MATERIAL SUPPLIED
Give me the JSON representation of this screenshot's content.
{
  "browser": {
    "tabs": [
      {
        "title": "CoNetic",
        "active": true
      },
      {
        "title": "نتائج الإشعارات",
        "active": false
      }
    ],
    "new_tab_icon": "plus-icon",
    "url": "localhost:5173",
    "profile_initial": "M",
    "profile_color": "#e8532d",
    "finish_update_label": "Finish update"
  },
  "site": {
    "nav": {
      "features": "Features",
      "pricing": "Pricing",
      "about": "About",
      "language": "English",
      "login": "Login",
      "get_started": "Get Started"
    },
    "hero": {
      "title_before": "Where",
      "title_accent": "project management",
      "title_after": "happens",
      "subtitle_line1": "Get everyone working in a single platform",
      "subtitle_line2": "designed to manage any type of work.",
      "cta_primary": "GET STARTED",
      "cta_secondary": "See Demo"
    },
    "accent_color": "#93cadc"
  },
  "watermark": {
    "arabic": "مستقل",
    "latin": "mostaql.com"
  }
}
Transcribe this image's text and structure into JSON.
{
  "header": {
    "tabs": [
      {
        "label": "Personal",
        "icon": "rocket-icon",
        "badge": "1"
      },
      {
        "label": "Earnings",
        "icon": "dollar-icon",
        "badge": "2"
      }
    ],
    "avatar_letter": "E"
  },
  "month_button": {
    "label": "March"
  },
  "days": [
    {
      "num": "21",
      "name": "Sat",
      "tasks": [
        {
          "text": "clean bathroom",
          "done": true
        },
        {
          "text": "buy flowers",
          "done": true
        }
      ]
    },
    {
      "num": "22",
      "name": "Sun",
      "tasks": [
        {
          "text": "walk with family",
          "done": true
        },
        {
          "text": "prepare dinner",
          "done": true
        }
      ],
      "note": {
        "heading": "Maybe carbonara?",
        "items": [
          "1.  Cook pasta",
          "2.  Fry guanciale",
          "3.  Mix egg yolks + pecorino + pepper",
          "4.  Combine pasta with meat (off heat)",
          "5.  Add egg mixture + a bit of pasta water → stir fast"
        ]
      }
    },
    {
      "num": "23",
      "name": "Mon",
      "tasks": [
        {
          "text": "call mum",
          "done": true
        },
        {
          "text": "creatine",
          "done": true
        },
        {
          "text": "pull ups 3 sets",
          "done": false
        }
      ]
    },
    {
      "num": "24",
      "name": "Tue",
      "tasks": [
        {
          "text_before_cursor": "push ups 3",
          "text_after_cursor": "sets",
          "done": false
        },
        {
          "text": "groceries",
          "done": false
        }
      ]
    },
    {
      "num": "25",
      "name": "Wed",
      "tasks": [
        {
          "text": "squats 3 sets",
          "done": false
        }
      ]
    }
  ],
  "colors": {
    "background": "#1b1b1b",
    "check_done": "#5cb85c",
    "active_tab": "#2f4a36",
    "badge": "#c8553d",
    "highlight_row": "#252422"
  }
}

WORK REQUIRED
Which lines above contain "pasta"? Show each of them.

EXERCISE RESULT
          "1.  Cook pasta",
          "4.  Combine pasta with meat (off heat)",
          "5.  Add egg mixture + a bit of pasta water → stir fast"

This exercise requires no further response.